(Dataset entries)
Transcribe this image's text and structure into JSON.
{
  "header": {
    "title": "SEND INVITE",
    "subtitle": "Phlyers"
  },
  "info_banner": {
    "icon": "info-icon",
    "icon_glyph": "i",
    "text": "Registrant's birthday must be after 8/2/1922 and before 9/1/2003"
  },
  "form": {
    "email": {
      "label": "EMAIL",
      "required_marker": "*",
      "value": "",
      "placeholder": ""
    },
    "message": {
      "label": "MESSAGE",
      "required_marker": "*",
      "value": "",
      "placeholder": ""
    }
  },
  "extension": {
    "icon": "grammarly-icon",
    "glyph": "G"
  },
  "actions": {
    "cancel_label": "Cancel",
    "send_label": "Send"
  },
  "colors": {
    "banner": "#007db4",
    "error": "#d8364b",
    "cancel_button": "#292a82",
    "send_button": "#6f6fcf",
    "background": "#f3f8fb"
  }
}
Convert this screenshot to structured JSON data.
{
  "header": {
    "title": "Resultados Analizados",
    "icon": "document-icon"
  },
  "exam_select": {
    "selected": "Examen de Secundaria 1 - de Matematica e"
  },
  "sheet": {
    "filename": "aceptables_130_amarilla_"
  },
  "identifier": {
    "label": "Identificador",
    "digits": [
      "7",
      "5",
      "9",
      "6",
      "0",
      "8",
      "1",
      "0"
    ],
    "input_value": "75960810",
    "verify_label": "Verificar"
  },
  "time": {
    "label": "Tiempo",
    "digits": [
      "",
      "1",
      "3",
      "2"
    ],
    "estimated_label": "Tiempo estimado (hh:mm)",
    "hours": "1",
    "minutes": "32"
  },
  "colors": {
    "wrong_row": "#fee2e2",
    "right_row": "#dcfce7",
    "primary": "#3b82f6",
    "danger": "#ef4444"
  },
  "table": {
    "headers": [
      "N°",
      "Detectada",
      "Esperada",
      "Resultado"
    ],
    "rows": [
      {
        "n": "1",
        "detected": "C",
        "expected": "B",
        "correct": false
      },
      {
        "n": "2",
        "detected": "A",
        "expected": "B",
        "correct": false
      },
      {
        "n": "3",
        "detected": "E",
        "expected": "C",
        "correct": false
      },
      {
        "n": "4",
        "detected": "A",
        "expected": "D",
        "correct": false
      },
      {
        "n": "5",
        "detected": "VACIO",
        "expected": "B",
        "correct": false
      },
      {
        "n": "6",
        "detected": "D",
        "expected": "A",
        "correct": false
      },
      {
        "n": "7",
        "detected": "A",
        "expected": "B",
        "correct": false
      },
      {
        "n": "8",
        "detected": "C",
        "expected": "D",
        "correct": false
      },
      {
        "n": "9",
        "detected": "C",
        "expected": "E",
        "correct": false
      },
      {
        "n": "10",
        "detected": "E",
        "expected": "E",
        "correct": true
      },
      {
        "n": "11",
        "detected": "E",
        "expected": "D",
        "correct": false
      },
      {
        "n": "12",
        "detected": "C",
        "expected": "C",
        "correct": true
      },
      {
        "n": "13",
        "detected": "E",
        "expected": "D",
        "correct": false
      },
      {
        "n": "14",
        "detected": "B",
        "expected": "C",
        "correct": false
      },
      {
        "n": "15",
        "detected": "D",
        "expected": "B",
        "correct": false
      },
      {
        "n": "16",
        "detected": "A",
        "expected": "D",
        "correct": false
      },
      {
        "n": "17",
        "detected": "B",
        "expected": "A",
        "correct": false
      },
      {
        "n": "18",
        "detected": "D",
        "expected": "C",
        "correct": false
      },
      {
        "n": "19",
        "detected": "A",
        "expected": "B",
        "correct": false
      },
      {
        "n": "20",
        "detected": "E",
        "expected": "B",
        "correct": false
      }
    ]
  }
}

▸ **THE EXERCISE**
Which lines of the data include "JSON"? Copy each of them.

▸ **FULL RESPONSE**
Transcribe this image's text and structure into JSON.
Convert this screenshot to structured JSON data.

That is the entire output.